What is needed is an exact repeat of the lines from the line containing "Reverse-engineer this chart into JSON." through the final line of the entries below, and nothing else.
-=-=-=-=-
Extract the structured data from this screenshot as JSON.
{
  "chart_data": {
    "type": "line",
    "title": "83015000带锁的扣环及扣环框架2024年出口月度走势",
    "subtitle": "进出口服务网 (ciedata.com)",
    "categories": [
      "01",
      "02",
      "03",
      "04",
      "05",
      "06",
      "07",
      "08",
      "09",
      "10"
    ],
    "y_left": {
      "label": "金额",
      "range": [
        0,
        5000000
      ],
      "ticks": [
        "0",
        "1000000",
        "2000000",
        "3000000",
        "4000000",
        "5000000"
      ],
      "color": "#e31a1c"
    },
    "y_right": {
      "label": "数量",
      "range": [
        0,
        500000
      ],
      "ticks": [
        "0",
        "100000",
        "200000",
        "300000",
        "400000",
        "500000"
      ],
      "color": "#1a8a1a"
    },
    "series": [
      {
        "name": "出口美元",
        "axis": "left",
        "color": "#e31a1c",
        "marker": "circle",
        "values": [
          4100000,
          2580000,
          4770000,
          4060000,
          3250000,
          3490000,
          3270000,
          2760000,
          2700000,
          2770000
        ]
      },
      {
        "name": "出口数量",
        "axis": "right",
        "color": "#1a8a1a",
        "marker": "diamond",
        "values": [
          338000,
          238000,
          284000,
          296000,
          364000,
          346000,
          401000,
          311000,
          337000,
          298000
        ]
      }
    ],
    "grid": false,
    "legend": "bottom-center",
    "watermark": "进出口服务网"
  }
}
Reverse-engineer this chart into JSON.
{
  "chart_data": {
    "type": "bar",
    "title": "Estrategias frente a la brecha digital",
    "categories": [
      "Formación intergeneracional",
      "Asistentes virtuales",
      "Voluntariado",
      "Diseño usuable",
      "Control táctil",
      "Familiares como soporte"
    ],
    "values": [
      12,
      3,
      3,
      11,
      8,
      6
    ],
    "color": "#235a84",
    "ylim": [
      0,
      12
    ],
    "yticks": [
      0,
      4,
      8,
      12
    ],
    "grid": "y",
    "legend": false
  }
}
-=-=-=-=-
### Output for this exercise
Reverse-engineer this chart into JSON.
{
  "chart_data": {
    "type": "bar",
    "title": "Estrategias frente a la brecha digital",
    "categories": [
      "Formación intergeneracional",
      "Asistentes virtuales",
      "Voluntariado",
      "Diseño usuable",
      "Control táctil",
      "Familiares como soporte"
    ],
    "values": [
      12,
      3,
      3,
      11,
      8,
      6
    ],
    "color": "#235a84",
    "ylim": [
      0,
      12
    ],
    "yticks": [
      0,
      4,
      8,
      12
    ],
    "grid": "y",
    "legend": false
  }
}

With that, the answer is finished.